What the task asks: Copy the entries below character for character, starting from the very first line and ending with the line that contains "part1-instruction: 根据句意及音标或汉语提示完成句子: [47, 225, 304, 244]", both included.

###

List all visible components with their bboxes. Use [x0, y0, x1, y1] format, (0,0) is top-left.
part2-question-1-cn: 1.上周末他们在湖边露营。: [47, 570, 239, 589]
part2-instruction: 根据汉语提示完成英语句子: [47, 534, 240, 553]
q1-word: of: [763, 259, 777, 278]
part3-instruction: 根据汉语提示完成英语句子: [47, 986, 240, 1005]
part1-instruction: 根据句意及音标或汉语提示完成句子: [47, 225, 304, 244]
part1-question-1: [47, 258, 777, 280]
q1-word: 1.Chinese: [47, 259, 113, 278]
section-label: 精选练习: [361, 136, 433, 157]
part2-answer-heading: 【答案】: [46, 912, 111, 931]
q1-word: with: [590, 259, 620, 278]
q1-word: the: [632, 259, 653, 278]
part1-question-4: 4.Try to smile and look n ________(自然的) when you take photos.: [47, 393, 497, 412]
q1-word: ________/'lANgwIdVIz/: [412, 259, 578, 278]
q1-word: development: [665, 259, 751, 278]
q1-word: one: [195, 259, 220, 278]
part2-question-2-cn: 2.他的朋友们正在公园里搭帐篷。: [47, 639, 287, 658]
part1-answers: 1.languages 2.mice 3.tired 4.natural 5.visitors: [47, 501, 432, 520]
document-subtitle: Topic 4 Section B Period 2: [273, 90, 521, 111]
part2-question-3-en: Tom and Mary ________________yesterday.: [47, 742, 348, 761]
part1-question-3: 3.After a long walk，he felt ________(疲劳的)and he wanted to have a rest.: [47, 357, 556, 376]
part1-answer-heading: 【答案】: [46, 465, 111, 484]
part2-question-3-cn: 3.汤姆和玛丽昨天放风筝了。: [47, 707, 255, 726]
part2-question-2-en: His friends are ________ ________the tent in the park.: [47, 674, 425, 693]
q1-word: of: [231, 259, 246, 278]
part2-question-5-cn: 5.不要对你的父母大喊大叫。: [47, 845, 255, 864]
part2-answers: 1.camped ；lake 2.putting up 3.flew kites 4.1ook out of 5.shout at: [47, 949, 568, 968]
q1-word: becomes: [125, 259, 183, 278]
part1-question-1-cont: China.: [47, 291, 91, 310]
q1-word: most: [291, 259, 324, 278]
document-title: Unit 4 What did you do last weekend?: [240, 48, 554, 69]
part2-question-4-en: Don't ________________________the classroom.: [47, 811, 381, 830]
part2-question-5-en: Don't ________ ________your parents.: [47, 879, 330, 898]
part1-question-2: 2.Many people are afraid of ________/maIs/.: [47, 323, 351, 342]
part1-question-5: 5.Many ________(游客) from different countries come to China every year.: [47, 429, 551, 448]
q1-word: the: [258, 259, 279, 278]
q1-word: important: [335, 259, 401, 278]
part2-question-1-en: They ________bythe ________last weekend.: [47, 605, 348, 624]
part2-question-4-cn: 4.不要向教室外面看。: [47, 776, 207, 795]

###

Task response:
List all visible components with their bboxes. Use [x0, y0, x1, y1] format, (0,0) is top-left.
part2-question-1-cn: 1.上周末他们在湖边露营。: [47, 570, 239, 589]
part2-instruction: 根据汉语提示完成英语句子: [47, 534, 240, 553]
q1-word: of: [763, 259, 777, 278]
part3-instruction: 根据汉语提示完成英语句子: [47, 986, 240, 1005]
part1-instruction: 根据句意及音标或汉语提示完成句子: [47, 225, 304, 244]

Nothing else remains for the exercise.